§ **WHAT YOU ARE ASKED TO DO**
Transcribe every record that appears below, exactly and in full.
+++ DATA PROVIDED +++
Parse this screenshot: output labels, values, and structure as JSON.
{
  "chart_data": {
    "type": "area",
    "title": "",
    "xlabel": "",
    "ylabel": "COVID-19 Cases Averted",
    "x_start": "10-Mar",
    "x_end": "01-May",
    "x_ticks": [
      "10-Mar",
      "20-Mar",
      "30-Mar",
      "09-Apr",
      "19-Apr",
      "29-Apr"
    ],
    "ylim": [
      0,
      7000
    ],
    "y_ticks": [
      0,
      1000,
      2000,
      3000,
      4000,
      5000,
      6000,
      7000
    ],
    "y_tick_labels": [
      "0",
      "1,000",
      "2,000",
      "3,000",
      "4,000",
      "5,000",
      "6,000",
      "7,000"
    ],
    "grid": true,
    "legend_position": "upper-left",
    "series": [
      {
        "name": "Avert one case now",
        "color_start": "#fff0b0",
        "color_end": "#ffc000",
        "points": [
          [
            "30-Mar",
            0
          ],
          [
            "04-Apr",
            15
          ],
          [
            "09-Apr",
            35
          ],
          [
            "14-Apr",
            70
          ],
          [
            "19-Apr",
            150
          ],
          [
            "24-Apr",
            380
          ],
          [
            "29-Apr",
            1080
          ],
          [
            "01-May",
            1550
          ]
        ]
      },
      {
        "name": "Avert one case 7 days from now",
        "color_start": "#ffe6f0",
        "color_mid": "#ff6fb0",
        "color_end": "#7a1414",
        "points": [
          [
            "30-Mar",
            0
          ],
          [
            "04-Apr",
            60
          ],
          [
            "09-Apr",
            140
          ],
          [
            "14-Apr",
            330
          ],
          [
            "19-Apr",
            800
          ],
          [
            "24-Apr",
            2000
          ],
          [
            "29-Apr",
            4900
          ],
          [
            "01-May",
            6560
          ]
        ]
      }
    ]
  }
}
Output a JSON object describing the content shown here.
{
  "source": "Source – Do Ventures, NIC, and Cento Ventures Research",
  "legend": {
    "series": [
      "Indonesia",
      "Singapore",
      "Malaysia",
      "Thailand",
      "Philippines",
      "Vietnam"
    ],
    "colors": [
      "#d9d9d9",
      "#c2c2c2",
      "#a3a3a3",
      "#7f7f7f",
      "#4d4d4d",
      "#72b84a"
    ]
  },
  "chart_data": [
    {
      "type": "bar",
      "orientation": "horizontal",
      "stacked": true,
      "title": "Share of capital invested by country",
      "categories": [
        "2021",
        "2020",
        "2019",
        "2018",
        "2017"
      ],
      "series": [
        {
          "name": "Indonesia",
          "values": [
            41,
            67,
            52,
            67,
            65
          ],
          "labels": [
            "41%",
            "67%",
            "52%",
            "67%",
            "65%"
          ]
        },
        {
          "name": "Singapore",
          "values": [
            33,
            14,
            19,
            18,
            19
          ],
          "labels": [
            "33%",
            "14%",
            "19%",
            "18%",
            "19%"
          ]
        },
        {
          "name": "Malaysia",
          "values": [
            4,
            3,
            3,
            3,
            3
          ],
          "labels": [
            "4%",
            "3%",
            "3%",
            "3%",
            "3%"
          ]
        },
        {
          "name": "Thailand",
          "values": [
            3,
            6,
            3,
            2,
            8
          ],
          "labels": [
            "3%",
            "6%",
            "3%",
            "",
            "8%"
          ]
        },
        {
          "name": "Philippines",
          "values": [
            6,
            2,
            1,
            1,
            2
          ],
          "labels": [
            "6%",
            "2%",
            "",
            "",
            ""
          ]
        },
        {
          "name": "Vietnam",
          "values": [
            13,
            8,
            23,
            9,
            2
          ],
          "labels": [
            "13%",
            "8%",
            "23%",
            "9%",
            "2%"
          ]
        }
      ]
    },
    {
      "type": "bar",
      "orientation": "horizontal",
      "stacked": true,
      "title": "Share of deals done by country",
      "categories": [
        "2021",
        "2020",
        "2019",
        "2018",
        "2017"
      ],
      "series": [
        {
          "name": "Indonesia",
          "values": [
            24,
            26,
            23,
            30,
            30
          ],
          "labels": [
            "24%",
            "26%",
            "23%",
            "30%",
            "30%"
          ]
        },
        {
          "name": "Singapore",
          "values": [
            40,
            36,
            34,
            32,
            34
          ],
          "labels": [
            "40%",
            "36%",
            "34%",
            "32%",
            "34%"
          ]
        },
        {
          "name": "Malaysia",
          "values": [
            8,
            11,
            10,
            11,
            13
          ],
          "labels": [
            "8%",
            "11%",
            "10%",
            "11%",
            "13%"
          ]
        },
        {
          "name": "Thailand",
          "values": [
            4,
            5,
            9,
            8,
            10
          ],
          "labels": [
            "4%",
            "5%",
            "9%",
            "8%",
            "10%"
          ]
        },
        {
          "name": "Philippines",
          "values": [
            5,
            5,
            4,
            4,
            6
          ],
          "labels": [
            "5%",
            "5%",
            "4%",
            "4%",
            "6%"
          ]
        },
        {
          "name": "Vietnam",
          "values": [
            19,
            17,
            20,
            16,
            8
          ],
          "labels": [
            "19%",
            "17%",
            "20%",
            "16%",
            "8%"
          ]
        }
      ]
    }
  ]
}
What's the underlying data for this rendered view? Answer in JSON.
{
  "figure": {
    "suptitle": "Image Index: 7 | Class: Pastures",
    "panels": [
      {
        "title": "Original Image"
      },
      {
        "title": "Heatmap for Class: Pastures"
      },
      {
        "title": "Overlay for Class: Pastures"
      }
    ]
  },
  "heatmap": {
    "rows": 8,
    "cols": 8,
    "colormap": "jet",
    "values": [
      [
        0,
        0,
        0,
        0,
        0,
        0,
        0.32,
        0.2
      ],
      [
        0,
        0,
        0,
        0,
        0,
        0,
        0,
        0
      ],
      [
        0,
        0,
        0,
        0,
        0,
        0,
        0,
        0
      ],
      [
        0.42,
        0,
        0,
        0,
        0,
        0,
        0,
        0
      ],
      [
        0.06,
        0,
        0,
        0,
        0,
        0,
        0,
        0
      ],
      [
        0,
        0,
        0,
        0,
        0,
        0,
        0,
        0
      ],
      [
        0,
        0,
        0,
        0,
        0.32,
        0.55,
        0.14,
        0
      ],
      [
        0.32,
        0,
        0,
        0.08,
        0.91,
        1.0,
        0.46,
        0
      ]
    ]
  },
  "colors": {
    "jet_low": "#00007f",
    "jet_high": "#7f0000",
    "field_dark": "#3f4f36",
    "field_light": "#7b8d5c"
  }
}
+++
§ **ANSWER TO THIS TASK**
Parse this screenshot: output labels, values, and structure as JSON.
{
  "chart_data": {
    "type": "area",
    "title": "",
    "xlabel": "",
    "ylabel": "COVID-19 Cases Averted",
    "x_start": "10-Mar",
    "x_end": "01-May",
    "x_ticks": [
      "10-Mar",
      "20-Mar",
      "30-Mar",
      "09-Apr",
      "19-Apr",
      "29-Apr"
    ],
    "ylim": [
      0,
      7000
    ],
    "y_ticks": [
      0,
      1000,
      2000,
      3000,
      4000,
      5000,
      6000,
      7000
    ],
    "y_tick_labels": [
      "0",
      "1,000",
      "2,000",
      "3,000",
      "4,000",
      "5,000",
      "6,000",
      "7,000"
    ],
    "grid": true,
    "legend_position": "upper-left",
    "series": [
      {
        "name": "Avert one case now",
        "color_start": "#fff0b0",
        "color_end": "#ffc000",
        "points": [
          [
            "30-Mar",
            0
          ],
          [
            "04-Apr",
            15
          ],
          [
            "09-Apr",
            35
          ],
          [
            "14-Apr",
            70
          ],
          [
            "19-Apr",
            150
          ],
          [
            "24-Apr",
            380
          ],
          [
            "29-Apr",
            1080
          ],
          [
            "01-May",
            1550
          ]
        ]
      },
      {
        "name": "Avert one case 7 days from now",
        "color_start": "#ffe6f0",
        "color_mid": "#ff6fb0",
        "color_end": "#7a1414",
        "points": [
          [
            "30-Mar",
            0
          ],
          [
            "04-Apr",
            60
          ],
          [
            "09-Apr",
            140
          ],
          [
            "14-Apr",
            330
          ],
          [
            "19-Apr",
            800
          ],
          [
            "24-Apr",
            2000
          ],
          [
            "29-Apr",
            4900
          ],
          [
            "01-May",
            6560
          ]
        ]
      }
    ]
  }
}
Output a JSON object describing the content shown here.
{
  "source": "Source – Do Ventures, NIC, and Cento Ventures Research",
  "legend": {
    "series": [
      "Indonesia",
      "Singapore",
      "Malaysia",
      "Thailand",
      "Philippines",
      "Vietnam"
    ],
    "colors": [
      "#d9d9d9",
      "#c2c2c2",
      "#a3a3a3",
      "#7f7f7f",
      "#4d4d4d",
      "#72b84a"
    ]
  },
  "chart_data": [
    {
      "type": "bar",
      "orientation": "horizontal",
      "stacked": true,
      "title": "Share of capital invested by country",
      "categories": [
        "2021",
        "2020",
        "2019",
        "2018",
        "2017"
      ],
      "series": [
        {
          "name": "Indonesia",
          "values": [
            41,
            67,
            52,
            67,
            65
          ],
          "labels": [
            "41%",
            "67%",
            "52%",
            "67%",
            "65%"
          ]
        },
        {
          "name": "Singapore",
          "values": [
            33,
            14,
            19,
            18,
            19
          ],
          "labels": [
            "33%",
            "14%",
            "19%",
            "18%",
            "19%"
          ]
        },
        {
          "name": "Malaysia",
          "values": [
            4,
            3,
            3,
            3,
            3
          ],
          "labels": [
            "4%",
            "3%",
            "3%",
            "3%",
            "3%"
          ]
        },
        {
          "name": "Thailand",
          "values": [
            3,
            6,
            3,
            2,
            8
          ],
          "labels": [
            "3%",
            "6%",
            "3%",
            "",
            "8%"
          ]
        },
        {
          "name": "Philippines",
          "values": [
            6,
            2,
            1,
            1,
            2
          ],
          "labels": [
            "6%",
            "2%",
            "",
            "",
            ""
          ]
        },
        {
          "name": "Vietnam",
          "values": [
            13,
            8,
            23,
            9,
            2
          ],
          "labels": [
            "13%",
            "8%",
            "23%",
            "9%",
            "2%"
          ]
        }
      ]
    },
    {
      "type": "bar",
      "orientation": "horizontal",
      "stacked": true,
      "title": "Share of deals done by country",
      "categories": [
        "2021",
        "2020",
        "2019",
        "2018",
        "2017"
      ],
      "series": [
        {
          "name": "Indonesia",
          "values": [
            24,
            26,
            23,
            30,
            30
          ],
          "labels": [
            "24%",
            "26%",
            "23%",
            "30%",
            "30%"
          ]
        },
        {
          "name": "Singapore",
          "values": [
            40,
            36,
            34,
            32,
            34
          ],
          "labels": [
            "40%",
            "36%",
            "34%",
            "32%",
            "34%"
          ]
        },
        {
          "name": "Malaysia",
          "values": [
            8,
            11,
            10,
            11,
            13
          ],
          "labels": [
            "8%",
            "11%",
            "10%",
            "11%",
            "13%"
          ]
        },
        {
          "name": "Thailand",
          "values": [
            4,
            5,
            9,
            8,
            10
          ],
          "labels": [
            "4%",
            "5%",
            "9%",
            "8%",
            "10%"
          ]
        },
        {
          "name": "Philippines",
          "values": [
            5,
            5,
            4,
            4,
            6
          ],
          "labels": [
            "5%",
            "5%",
            "4%",
            "4%",
            "6%"
          ]
        },
        {
          "name": "Vietnam",
          "values": [
            19,
            17,
            20,
            16,
            8
          ],
          "labels": [
            "19%",
            "17%",
            "20%",
            "16%",
            "8%"
          ]
        }
      ]
    }
  ]
}
What's the underlying data for this rendered view? Answer in JSON.
{
  "figure": {
    "suptitle": "Image Index: 7 | Class: Pastures",
    "panels": [
      {
        "title": "Original Image"
      },
      {
        "title": "Heatmap for Class: Pastures"
      },
      {
        "title": "Overlay for Class: Pastures"
      }
    ]
  },
  "heatmap": {
    "rows": 8,
    "cols": 8,
    "colormap": "jet",
    "values": [
      [
        0,
        0,
        0,
        0,
        0,
        0,
        0.32,
        0.2
      ],
      [
        0,
        0,
        0,
        0,
        0,
        0,
        0,
        0
      ],
      [
        0,
        0,
        0,
        0,
        0,
        0,
        0,
        0
      ],
      [
        0.42,
        0,
        0,
        0,
        0,
        0,
        0,
        0
      ],
      [
        0.06,
        0,
        0,
        0,
        0,
        0,
        0,
        0
      ],
      [
        0,
        0,
        0,
        0,
        0,
        0,
        0,
        0
      ],
      [
        0,
        0,
        0,
        0,
        0.32,
        0.55,
        0.14,
        0
      ],
      [
        0.32,
        0,
        0,
        0.08,
        0.91,
        1.0,
        0.46,
        0
      ]
    ]
  },
  "colors": {
    "jet_low": "#00007f",
    "jet_high": "#7f0000",
    "field_dark": "#3f4f36",
    "field_light": "#7b8d5c"
  }
}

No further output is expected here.